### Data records
——

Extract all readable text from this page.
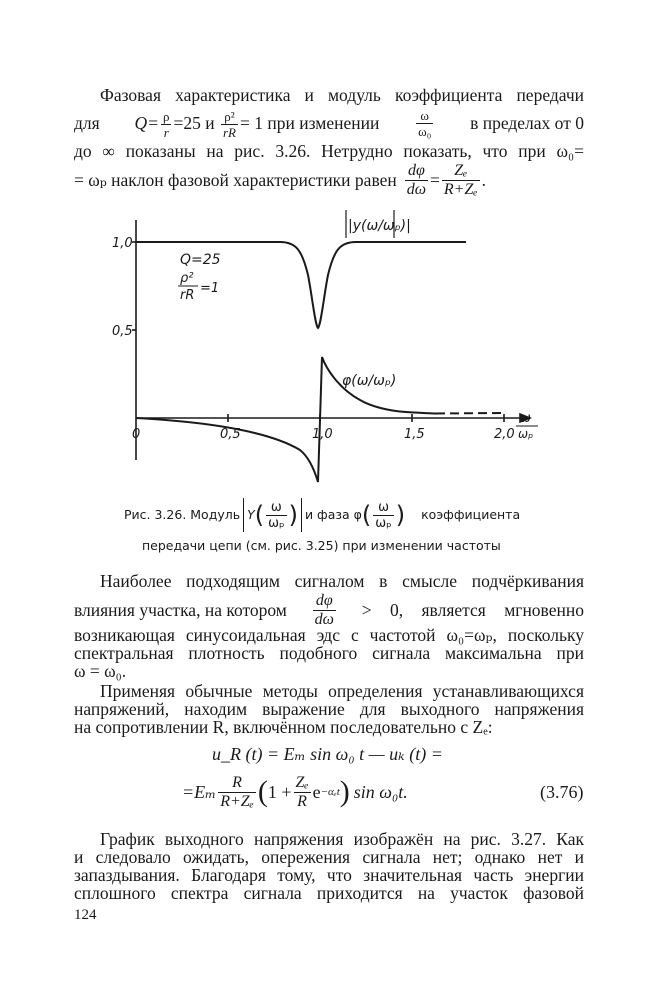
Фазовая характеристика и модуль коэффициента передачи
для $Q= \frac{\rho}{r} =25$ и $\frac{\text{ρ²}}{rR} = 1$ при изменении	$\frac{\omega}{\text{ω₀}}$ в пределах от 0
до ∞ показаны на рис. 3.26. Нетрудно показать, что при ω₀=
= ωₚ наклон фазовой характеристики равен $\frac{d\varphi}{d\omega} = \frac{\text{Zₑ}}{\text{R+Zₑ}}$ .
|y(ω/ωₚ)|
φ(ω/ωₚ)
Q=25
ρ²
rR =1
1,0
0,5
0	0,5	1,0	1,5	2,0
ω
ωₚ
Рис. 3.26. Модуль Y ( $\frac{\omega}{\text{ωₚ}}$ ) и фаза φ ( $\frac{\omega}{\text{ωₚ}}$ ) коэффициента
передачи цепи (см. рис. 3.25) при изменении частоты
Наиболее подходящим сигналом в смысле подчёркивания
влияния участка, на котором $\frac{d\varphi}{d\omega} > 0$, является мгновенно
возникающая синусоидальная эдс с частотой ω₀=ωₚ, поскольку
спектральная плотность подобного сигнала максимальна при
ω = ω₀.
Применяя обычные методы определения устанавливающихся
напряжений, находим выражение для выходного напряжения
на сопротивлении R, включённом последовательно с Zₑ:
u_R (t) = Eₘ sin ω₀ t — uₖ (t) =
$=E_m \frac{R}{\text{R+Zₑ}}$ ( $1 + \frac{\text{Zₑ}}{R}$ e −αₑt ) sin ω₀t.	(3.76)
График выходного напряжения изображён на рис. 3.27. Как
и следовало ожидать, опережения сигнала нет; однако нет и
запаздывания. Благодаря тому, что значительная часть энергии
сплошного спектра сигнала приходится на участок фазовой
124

——

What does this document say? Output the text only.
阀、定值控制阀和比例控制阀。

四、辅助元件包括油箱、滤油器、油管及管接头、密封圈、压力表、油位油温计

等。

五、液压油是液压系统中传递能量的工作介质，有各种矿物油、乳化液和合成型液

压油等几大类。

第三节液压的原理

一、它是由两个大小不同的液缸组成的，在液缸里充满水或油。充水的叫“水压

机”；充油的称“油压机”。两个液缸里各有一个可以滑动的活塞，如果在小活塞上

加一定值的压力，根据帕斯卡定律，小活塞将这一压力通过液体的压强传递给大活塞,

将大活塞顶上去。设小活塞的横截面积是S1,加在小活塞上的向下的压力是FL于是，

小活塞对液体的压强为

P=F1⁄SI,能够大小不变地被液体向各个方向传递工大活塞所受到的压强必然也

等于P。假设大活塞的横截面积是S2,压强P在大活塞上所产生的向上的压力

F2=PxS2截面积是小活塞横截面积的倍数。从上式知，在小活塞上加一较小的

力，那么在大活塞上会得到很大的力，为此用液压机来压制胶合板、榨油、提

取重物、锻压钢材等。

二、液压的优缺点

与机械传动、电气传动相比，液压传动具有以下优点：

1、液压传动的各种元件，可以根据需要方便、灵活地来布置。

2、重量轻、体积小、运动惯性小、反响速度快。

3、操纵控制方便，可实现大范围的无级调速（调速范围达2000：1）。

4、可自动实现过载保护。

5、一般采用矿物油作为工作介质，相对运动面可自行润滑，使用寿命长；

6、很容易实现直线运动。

——

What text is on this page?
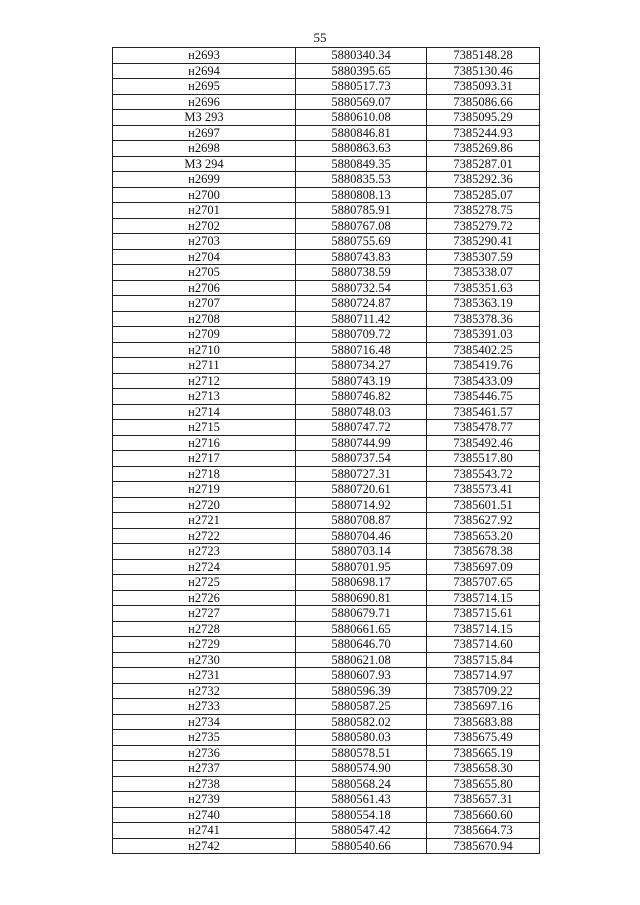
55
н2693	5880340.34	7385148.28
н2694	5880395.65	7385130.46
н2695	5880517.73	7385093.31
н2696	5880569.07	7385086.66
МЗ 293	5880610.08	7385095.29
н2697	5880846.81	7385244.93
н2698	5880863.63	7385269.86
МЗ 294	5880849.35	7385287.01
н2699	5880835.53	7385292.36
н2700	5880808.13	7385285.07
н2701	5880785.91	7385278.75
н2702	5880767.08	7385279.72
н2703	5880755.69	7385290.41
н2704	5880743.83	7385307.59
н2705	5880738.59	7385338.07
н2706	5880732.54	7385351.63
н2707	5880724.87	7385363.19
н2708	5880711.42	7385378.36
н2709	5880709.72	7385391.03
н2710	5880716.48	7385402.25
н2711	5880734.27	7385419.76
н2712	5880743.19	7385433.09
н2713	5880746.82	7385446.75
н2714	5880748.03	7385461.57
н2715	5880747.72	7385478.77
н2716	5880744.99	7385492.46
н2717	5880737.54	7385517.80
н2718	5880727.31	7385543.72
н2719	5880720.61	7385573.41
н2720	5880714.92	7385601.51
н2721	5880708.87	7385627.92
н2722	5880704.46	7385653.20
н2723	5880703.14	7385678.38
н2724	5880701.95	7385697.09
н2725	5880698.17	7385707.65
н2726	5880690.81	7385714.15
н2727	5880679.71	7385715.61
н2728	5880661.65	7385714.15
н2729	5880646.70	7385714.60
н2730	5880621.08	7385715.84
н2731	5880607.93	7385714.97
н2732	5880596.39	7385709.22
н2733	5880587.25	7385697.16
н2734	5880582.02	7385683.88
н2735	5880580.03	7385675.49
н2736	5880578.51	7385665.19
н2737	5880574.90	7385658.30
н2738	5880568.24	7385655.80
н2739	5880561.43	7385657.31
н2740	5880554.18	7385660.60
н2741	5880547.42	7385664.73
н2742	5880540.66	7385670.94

——

### DIRECTIONS
From the records above, pick out and copy each line holding the word "this".

### SOLVED EXERCISE
Extract all readable text from this page.
What does this document say? Output the text only.
What text is on this page?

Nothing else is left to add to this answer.